◆ EXERCISE ◆
Return, word for word, every line that follows.

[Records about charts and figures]
※ ※ ※

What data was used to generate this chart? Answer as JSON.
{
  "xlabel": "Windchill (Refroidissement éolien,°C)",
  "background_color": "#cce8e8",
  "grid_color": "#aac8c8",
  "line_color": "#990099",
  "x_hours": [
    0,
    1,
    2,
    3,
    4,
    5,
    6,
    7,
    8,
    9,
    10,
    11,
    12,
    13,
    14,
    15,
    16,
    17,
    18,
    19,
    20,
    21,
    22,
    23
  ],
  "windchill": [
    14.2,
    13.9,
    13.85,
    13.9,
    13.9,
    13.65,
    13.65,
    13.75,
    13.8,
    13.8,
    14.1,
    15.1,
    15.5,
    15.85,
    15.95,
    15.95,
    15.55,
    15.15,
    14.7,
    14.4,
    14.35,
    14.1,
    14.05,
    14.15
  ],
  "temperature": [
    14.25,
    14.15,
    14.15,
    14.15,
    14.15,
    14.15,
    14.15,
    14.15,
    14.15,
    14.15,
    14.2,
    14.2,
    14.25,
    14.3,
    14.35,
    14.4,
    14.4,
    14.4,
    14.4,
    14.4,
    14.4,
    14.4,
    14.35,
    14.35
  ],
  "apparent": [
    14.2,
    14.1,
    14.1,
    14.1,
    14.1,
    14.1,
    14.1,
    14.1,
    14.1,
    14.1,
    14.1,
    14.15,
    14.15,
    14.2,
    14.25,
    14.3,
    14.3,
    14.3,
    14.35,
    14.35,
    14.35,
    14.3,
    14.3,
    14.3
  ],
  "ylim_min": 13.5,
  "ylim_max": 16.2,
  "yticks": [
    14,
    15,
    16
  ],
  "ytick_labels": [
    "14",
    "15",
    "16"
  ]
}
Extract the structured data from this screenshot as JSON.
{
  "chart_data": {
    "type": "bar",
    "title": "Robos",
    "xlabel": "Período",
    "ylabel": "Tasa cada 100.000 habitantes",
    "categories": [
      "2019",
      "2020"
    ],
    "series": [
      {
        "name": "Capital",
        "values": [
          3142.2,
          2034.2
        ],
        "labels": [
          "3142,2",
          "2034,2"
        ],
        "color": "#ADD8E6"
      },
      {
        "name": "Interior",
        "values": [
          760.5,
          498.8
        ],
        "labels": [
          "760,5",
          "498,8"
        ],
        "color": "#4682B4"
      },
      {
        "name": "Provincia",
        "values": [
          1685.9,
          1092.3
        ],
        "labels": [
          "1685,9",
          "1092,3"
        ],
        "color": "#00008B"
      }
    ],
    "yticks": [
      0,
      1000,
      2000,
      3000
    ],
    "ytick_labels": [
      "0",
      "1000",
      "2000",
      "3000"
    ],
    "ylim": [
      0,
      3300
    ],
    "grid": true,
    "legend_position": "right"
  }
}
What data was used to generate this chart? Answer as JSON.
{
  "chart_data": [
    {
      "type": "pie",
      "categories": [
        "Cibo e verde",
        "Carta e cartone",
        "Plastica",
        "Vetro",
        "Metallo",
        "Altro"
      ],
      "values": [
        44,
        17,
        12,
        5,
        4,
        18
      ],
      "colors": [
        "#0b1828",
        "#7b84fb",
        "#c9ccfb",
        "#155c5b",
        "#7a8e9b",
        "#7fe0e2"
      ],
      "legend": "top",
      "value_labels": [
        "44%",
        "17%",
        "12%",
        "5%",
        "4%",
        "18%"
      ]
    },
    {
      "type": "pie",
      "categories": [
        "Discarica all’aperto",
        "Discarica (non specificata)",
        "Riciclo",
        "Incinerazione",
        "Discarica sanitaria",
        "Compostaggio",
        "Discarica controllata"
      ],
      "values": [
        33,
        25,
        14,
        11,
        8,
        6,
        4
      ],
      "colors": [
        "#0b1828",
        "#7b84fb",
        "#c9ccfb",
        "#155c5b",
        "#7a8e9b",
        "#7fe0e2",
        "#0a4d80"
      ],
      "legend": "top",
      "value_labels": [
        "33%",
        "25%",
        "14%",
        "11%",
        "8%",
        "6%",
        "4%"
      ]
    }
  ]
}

※ ※ ※

◆ SOLVED PROBLEM ◆
What data was used to generate this chart? Answer as JSON.
{
  "xlabel": "Windchill (Refroidissement éolien,°C)",
  "background_color": "#cce8e8",
  "grid_color": "#aac8c8",
  "line_color": "#990099",
  "x_hours": [
    0,
    1,
    2,
    3,
    4,
    5,
    6,
    7,
    8,
    9,
    10,
    11,
    12,
    13,
    14,
    15,
    16,
    17,
    18,
    19,
    20,
    21,
    22,
    23
  ],
  "windchill": [
    14.2,
    13.9,
    13.85,
    13.9,
    13.9,
    13.65,
    13.65,
    13.75,
    13.8,
    13.8,
    14.1,
    15.1,
    15.5,
    15.85,
    15.95,
    15.95,
    15.55,
    15.15,
    14.7,
    14.4,
    14.35,
    14.1,
    14.05,
    14.15
  ],
  "temperature": [
    14.25,
    14.15,
    14.15,
    14.15,
    14.15,
    14.15,
    14.15,
    14.15,
    14.15,
    14.15,
    14.2,
    14.2,
    14.25,
    14.3,
    14.35,
    14.4,
    14.4,
    14.4,
    14.4,
    14.4,
    14.4,
    14.4,
    14.35,
    14.35
  ],
  "apparent": [
    14.2,
    14.1,
    14.1,
    14.1,
    14.1,
    14.1,
    14.1,
    14.1,
    14.1,
    14.1,
    14.1,
    14.15,
    14.15,
    14.2,
    14.25,
    14.3,
    14.3,
    14.3,
    14.35,
    14.35,
    14.35,
    14.3,
    14.3,
    14.3
  ],
  "ylim_min": 13.5,
  "ylim_max": 16.2,
  "yticks": [
    14,
    15,
    16
  ],
  "ytick_labels": [
    "14",
    "15",
    "16"
  ]
}
Extract the structured data from this screenshot as JSON.
{
  "chart_data": {
    "type": "bar",
    "title": "Robos",
    "xlabel": "Período",
    "ylabel": "Tasa cada 100.000 habitantes",
    "categories": [
      "2019",
      "2020"
    ],
    "series": [
      {
        "name": "Capital",
        "values": [
          3142.2,
          2034.2
        ],
        "labels": [
          "3142,2",
          "2034,2"
        ],
        "color": "#ADD8E6"
      },
      {
        "name": "Interior",
        "values": [
          760.5,
          498.8
        ],
        "labels": [
          "760,5",
          "498,8"
        ],
        "color": "#4682B4"
      },
      {
        "name": "Provincia",
        "values": [
          1685.9,
          1092.3
        ],
        "labels": [
          "1685,9",
          "1092,3"
        ],
        "color": "#00008B"
      }
    ],
    "yticks": [
      0,
      1000,
      2000,
      3000
    ],
    "ytick_labels": [
      "0",
      "1000",
      "2000",
      "3000"
    ],
    "ylim": [
      0,
      3300
    ],
    "grid": true,
    "legend_position": "right"
  }
}
What data was used to generate this chart? Answer as JSON.
{
  "chart_data": [
    {
      "type": "pie",
      "categories": [
        "Cibo e verde",
        "Carta e cartone",
        "Plastica",
        "Vetro",
        "Metallo",
        "Altro"
      ],
      "values": [
        44,
        17,
        12,
        5,
        4,
        18
      ],
      "colors": [
        "#0b1828",
        "#7b84fb",
        "#c9ccfb",
        "#155c5b",
        "#7a8e9b",
        "#7fe0e2"
      ],
      "legend": "top",
      "value_labels": [
        "44%",
        "17%",
        "12%",
        "5%",
        "4%",
        "18%"
      ]
    },
    {
      "type": "pie",
      "categories": [
        "Discarica all’aperto",
        "Discarica (non specificata)",
        "Riciclo",
        "Incinerazione",
        "Discarica sanitaria",
        "Compostaggio",
        "Discarica controllata"
      ],
      "values": [
        33,
        25,
        14,
        11,
        8,
        6,
        4
      ],
      "colors": [
        "#0b1828",
        "#7b84fb",
        "#c9ccfb",
        "#155c5b",
        "#7a8e9b",
        "#7fe0e2",
        "#0a4d80"
      ],
      "legend": "top",
      "value_labels": [
        "33%",
        "25%",
        "14%",
        "11%",
        "8%",
        "6%",
        "4%"
      ]
    }
  ]
}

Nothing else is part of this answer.